_WHAT YOU ARE ASKED TO DO:_
Check every line below for the string "forumet", and copy the lines that contain it.

--- begin STORED DATA ---

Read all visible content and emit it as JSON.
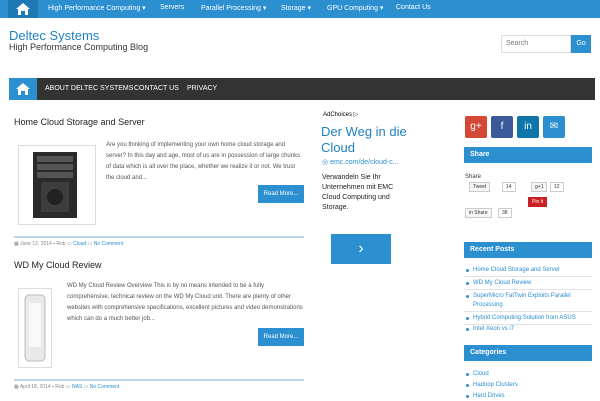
{
  "topnav": {
    "items": [
      "High Performance Computing ▾",
      "Servers",
      "Parallel Processing ▾",
      "Storage ▾",
      "GPU Computing ▾",
      "Contact Us"
    ]
  },
  "site": {
    "title": "Deltec Systems",
    "tagline": "High Performance Computing Blog"
  },
  "search": {
    "placeholder": "Search",
    "button": "Go"
  },
  "mainnav": {
    "items": [
      "ABOUT DELTEC SYSTEMS",
      "CONTACT US",
      "PRIVACY"
    ]
  },
  "posts": [
    {
      "title": "Home Cloud Storage and Server",
      "excerpt": "Are you thinking of implementing your own home cloud storage and server? In this day and age, most of us are in possession of large chunks of data which is all over the place, whether we realize it or not. We trust the cloud and...",
      "more": "Read More...",
      "date": "June 12, 2014",
      "author": "Rob",
      "category": "Cloud",
      "comments": "No Comment"
    },
    {
      "title": "WD My Cloud Review",
      "excerpt": "WD My Cloud Review Overview This is by no means intended to be a fully comprehensive, technical review on the WD My Cloud unit. There are plenty of other websites with comprehensive specifications, excellent pictures and video demonstrations which can do a much better job...",
      "more": "Read More...",
      "date": "April 18, 2014",
      "author": "Rob",
      "category": "NAS",
      "comments": "No Comment"
    }
  ],
  "ad": {
    "label": "AdChoices ▷",
    "headline": "Der Weg in die Cloud",
    "url": "emc.com/de/cloud-c...",
    "body": "Verwandeln Sie Ihr Unternehmen mit EMC Cloud Computing und Storage.",
    "button": "›"
  },
  "social": [
    "g+",
    "f",
    "in",
    "✉"
  ],
  "share": {
    "heading": "Share",
    "label": "Share",
    "tweet": "Tweet",
    "tweet_count": "14",
    "gplus": "g+1",
    "gplus_count": "12",
    "pin": "Pin it",
    "linkedin": "in Share",
    "linkedin_count": "38"
  },
  "recent": {
    "heading": "Recent Posts",
    "items": [
      "Home Cloud Storage and Server",
      "WD My Cloud Review",
      "SuperMicro FatTwin Exploits Parallel Processing",
      "Hybrid Computing Solution from ASUS",
      "Intel Xeon vs i7"
    ]
  },
  "categories": {
    "heading": "Categories",
    "items": [
      "Cloud",
      "Hadoop Clusters",
      "Hard Drives"
    ]
  },
  "colors": {
    "accent": "#2b8fd0",
    "nav_dark": "#333333"
  }
}
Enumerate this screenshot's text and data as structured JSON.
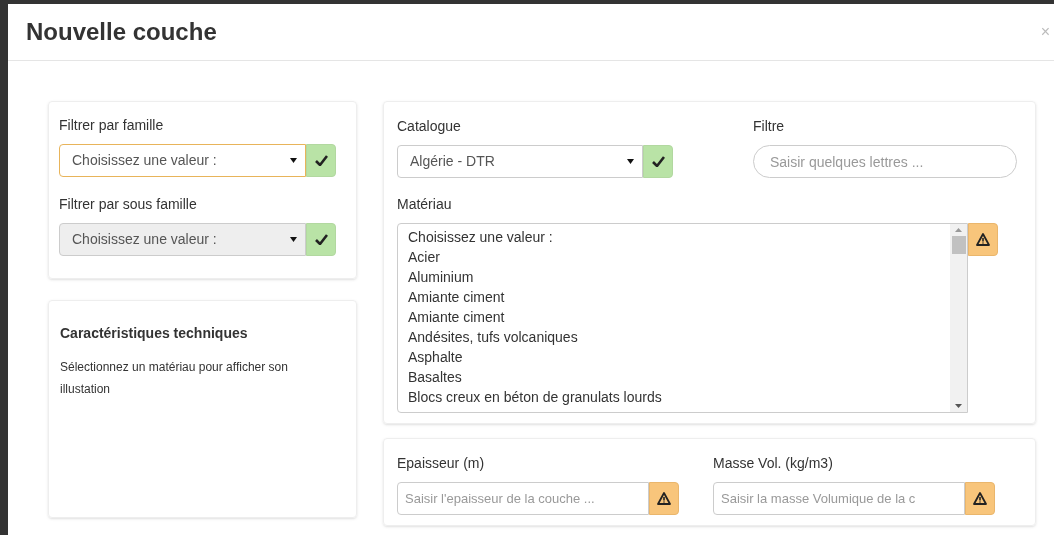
{
  "dialog": {
    "title": "Nouvelle couche",
    "close": "×"
  },
  "filters": [
    {
      "label": "Filtrer par famille",
      "value": "Choisissez une valeur :",
      "focused": true,
      "disabled": false,
      "kind": "valid"
    },
    {
      "label": "Filtrer par sous famille",
      "value": "Choisissez une valeur :",
      "focused": false,
      "disabled": true,
      "kind": "valid"
    }
  ],
  "characteristics": {
    "title": "Caractéristiques techniques",
    "text": "Sélectionnez un matériau pour afficher son illustation"
  },
  "catalogue": {
    "label": "Catalogue",
    "value": "Algérie - DTR",
    "focused": false,
    "disabled": false,
    "kind": "valid"
  },
  "filter_field": {
    "label": "Filtre",
    "placeholder": "Saisir quelques lettres ..."
  },
  "material": {
    "label": "Matériau",
    "kind": "warning",
    "options": [
      "Choisissez une valeur :",
      "Acier",
      "Aluminium",
      "Amiante ciment",
      "Amiante ciment",
      "Andésites, tufs volcaniques",
      "Asphalte",
      "Basaltes",
      "Blocs creux en béton de granulats lourds"
    ]
  },
  "fields": [
    {
      "label": "Epaisseur (m)",
      "placeholder": "Saisir l'epaisseur de la couche ...",
      "kind": "warning"
    },
    {
      "label": "Masse Vol. (kg/m3)",
      "placeholder": "Saisir la masse Volumique de la c",
      "kind": "warning"
    }
  ]
}
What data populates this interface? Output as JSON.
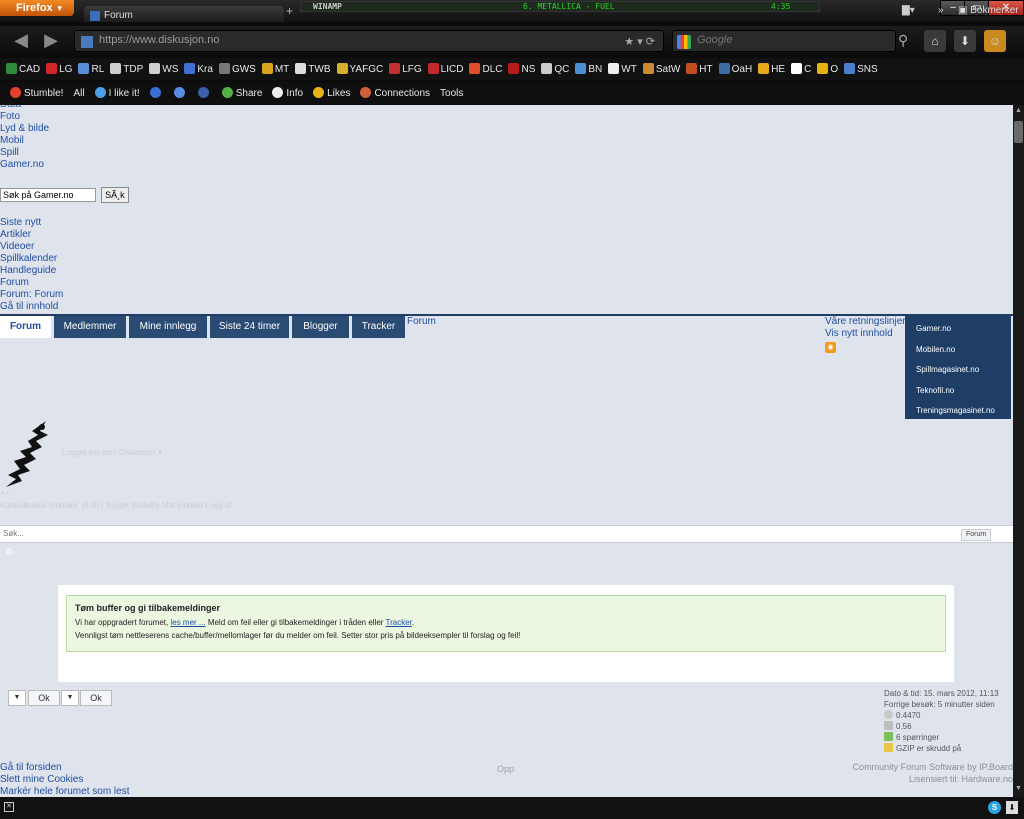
{
  "browser": {
    "firefox_button": "Firefox",
    "tab_title": "Forum",
    "url": "https://www.diskusjon.no",
    "search_engine": "Google",
    "search_placeholder": "Google",
    "winamp": {
      "label": "WINAMP",
      "track": "6. METALLICA - FUEL",
      "time": "4:35"
    }
  },
  "bookmarks": [
    {
      "label": "CAD",
      "color": "#2e8b3a"
    },
    {
      "label": "LG",
      "color": "#d3252a"
    },
    {
      "label": "RL",
      "color": "#5b8ed8"
    },
    {
      "label": "TDP",
      "color": "#cfcfcf"
    },
    {
      "label": "WS",
      "color": "#cfcfcf"
    },
    {
      "label": "Kra",
      "color": "#3f6fd1"
    },
    {
      "label": "GWS",
      "color": "#777777"
    },
    {
      "label": "MT",
      "color": "#d9a51e"
    },
    {
      "label": "TWB",
      "color": "#dddddd"
    },
    {
      "label": "YAFGC",
      "color": "#d6b02a"
    },
    {
      "label": "LFG",
      "color": "#c22f2f"
    },
    {
      "label": "LICD",
      "color": "#c2292d"
    },
    {
      "label": "DLC",
      "color": "#e04d2a"
    },
    {
      "label": "NS",
      "color": "#b71c1c"
    },
    {
      "label": "QC",
      "color": "#cccccc"
    },
    {
      "label": "BN",
      "color": "#4a90d9"
    },
    {
      "label": "WT",
      "color": "#eeeeee"
    },
    {
      "label": "SatW",
      "color": "#cc8833"
    },
    {
      "label": "HT",
      "color": "#c24e1e"
    },
    {
      "label": "OaH",
      "color": "#3a6ea5"
    },
    {
      "label": "HE",
      "color": "#e6a81a"
    },
    {
      "label": "C",
      "color": "#ffffff"
    },
    {
      "label": "O",
      "color": "#e6b20d"
    },
    {
      "label": "SNS",
      "color": "#4a7fd0"
    }
  ],
  "bookmarks_more": "»",
  "bookmarks_folder": "Bokmerker",
  "stumblebar": [
    {
      "label": "Stumble!",
      "color": "#e2412a"
    },
    {
      "label": "All",
      "color": "transparent"
    },
    {
      "label": "I like it!",
      "color": "#4aa0e6"
    },
    {
      "label": "",
      "color": "#3a6fd1"
    },
    {
      "label": "",
      "color": "#5a8be0"
    },
    {
      "label": "",
      "color": "#3a5fa8"
    },
    {
      "label": "Share",
      "color": "#56b04a"
    },
    {
      "label": "Info",
      "color": "#eeeeee"
    },
    {
      "label": "Likes",
      "color": "#e8b21a"
    },
    {
      "label": "Connections",
      "color": "#d0603a"
    },
    {
      "label": "Tools",
      "color": "transparent"
    }
  ],
  "top_links": [
    "Data",
    "Foto",
    "Lyd & bilde",
    "Mobil",
    "Spill",
    "Gamer.no"
  ],
  "top_search": {
    "value": "Søk på Gamer.no",
    "button": "SÃ¸k"
  },
  "sub_links": [
    "Siste nytt",
    "Artikler",
    "Videoer",
    "Spillkalender",
    "Handleguide",
    "Forum",
    "Forum: Forum",
    "Gå til innhold"
  ],
  "tabs": [
    "Forum",
    "Medlemmer",
    "Mine innlegg",
    "Siste 24 timer",
    "Blogger",
    "Tracker"
  ],
  "tab_forum_label": "Forum",
  "right_links": [
    "Våre retningslinjer",
    "Vis nytt innhold"
  ],
  "site_menu": [
    "Gamer.no",
    "Mobilen.no",
    "Spillmagasinet.no",
    "Teknofil.no",
    "Treningsmagasinet.no"
  ],
  "logged_in": "Logget inn som Datasmurf",
  "user_menu": "Kontrollpanel Innboks: (0 Ny) Toggle Visibility Mitt innhold Logg ut",
  "forum_search": {
    "placeholder": "Søk...",
    "button": "Forum"
  },
  "notice": {
    "title": "Tøm buffer og gi tilbakemeldinger",
    "line1_pre": "Vi har oppgradert forumet, ",
    "line1_link1": "les mer ...",
    "line1_mid": " Meld om feil eller gi tilbakemeldinger i tråden eller ",
    "line1_link2": "Tracker",
    "line1_post": ".",
    "line2": "Vennligst tøm nettleserens cache/buffer/mellomlager før du melder om feil. Setter stor pris på bildeeksempler til forslag og feil!"
  },
  "ok_label": "Ok",
  "stats": {
    "datetime": "Dato & tid: 15. mars 2012, 11:13",
    "last_visit": "Forrige besøk: 5 minutter siden",
    "v1": "0.4470",
    "v2": "0.56",
    "queries": "6 spørringer",
    "gzip": "GZIP er skrudd på"
  },
  "footer_links": [
    "Gå til forsiden",
    "Slett mine Cookies",
    "Markér hele forumet som lest"
  ],
  "top_link": "Opp",
  "footer_right": [
    "Community Forum Software by IP.Board",
    "Lisensiert til: Hardware.no"
  ]
}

--- end STORED DATA ---

_THE OUTPUT:_
    "line1_pre": "Vi har oppgradert forumet, ",
    "Markér hele forumet som lest"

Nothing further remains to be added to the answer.